AIM OF THE EXERCISE: Copy all records verbatim.

Stored dataset items:
******************************

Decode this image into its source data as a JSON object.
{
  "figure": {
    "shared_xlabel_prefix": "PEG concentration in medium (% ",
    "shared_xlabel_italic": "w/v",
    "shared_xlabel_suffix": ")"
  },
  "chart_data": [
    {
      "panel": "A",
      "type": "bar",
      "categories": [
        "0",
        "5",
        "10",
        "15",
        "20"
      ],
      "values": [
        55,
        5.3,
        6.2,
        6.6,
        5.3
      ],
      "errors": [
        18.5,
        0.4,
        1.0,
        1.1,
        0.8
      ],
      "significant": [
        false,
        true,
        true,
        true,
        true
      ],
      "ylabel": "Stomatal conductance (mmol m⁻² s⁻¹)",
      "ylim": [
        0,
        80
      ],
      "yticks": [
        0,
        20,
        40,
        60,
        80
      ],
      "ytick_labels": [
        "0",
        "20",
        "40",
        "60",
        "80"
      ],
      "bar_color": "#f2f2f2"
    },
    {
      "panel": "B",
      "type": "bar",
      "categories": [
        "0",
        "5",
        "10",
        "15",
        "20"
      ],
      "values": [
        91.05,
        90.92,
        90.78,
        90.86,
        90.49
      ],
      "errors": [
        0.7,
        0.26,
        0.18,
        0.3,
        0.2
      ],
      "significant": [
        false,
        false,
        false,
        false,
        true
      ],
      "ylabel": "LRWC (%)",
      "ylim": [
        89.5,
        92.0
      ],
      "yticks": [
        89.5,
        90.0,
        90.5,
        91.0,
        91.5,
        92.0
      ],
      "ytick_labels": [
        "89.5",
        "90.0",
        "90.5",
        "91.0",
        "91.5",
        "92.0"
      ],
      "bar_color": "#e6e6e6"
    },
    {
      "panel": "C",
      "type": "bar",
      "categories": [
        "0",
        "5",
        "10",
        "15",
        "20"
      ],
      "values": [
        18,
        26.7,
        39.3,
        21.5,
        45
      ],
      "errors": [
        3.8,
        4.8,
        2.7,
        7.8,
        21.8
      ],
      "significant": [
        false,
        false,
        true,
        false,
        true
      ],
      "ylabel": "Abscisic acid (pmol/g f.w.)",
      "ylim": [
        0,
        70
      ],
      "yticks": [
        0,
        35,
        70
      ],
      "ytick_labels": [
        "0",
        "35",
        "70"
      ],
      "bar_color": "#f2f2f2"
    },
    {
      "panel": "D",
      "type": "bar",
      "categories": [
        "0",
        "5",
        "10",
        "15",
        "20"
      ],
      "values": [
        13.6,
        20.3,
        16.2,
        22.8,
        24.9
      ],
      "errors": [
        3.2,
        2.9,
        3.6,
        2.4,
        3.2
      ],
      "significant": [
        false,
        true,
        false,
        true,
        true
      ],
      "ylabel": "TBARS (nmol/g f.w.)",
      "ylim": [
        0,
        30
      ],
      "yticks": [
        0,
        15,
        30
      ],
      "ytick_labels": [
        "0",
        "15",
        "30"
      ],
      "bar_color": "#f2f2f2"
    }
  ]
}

******************************

WRITTEN RESPONSE:
Decode this image into its source data as a JSON object.
{
  "figure": {
    "shared_xlabel_prefix": "PEG concentration in medium (% ",
    "shared_xlabel_italic": "w/v",
    "shared_xlabel_suffix": ")"
  },
  "chart_data": [
    {
      "panel": "A",
      "type": "bar",
      "categories": [
        "0",
        "5",
        "10",
        "15",
        "20"
      ],
      "values": [
        55,
        5.3,
        6.2,
        6.6,
        5.3
      ],
      "errors": [
        18.5,
        0.4,
        1.0,
        1.1,
        0.8
      ],
      "significant": [
        false,
        true,
        true,
        true,
        true
      ],
      "ylabel": "Stomatal conductance (mmol m⁻² s⁻¹)",
      "ylim": [
        0,
        80
      ],
      "yticks": [
        0,
        20,
        40,
        60,
        80
      ],
      "ytick_labels": [
        "0",
        "20",
        "40",
        "60",
        "80"
      ],
      "bar_color": "#f2f2f2"
    },
    {
      "panel": "B",
      "type": "bar",
      "categories": [
        "0",
        "5",
        "10",
        "15",
        "20"
      ],
      "values": [
        91.05,
        90.92,
        90.78,
        90.86,
        90.49
      ],
      "errors": [
        0.7,
        0.26,
        0.18,
        0.3,
        0.2
      ],
      "significant": [
        false,
        false,
        false,
        false,
        true
      ],
      "ylabel": "LRWC (%)",
      "ylim": [
        89.5,
        92.0
      ],
      "yticks": [
        89.5,
        90.0,
        90.5,
        91.0,
        91.5,
        92.0
      ],
      "ytick_labels": [
        "89.5",
        "90.0",
        "90.5",
        "91.0",
        "91.5",
        "92.0"
      ],
      "bar_color": "#e6e6e6"
    },
    {
      "panel": "C",
      "type": "bar",
      "categories": [
        "0",
        "5",
        "10",
        "15",
        "20"
      ],
      "values": [
        18,
        26.7,
        39.3,
        21.5,
        45
      ],
      "errors": [
        3.8,
        4.8,
        2.7,
        7.8,
        21.8
      ],
      "significant": [
        false,
        false,
        true,
        false,
        true
      ],
      "ylabel": "Abscisic acid (pmol/g f.w.)",
      "ylim": [
        0,
        70
      ],
      "yticks": [
        0,
        35,
        70
      ],
      "ytick_labels": [
        "0",
        "35",
        "70"
      ],
      "bar_color": "#f2f2f2"
    },
    {
      "panel": "D",
      "type": "bar",
      "categories": [
        "0",
        "5",
        "10",
        "15",
        "20"
      ],
      "values": [
        13.6,
        20.3,
        16.2,
        22.8,
        24.9
      ],
      "errors": [
        3.2,
        2.9,
        3.6,
        2.4,
        3.2
      ],
      "significant": [
        false,
        true,
        false,
        true,
        true
      ],
      "ylabel": "TBARS (nmol/g f.w.)",
      "ylim": [
        0,
        30
      ],
      "yticks": [
        0,
        15,
        30
      ],
      "ytick_labels": [
        "0",
        "15",
        "30"
      ],
      "bar_color": "#f2f2f2"
    }
  ]
}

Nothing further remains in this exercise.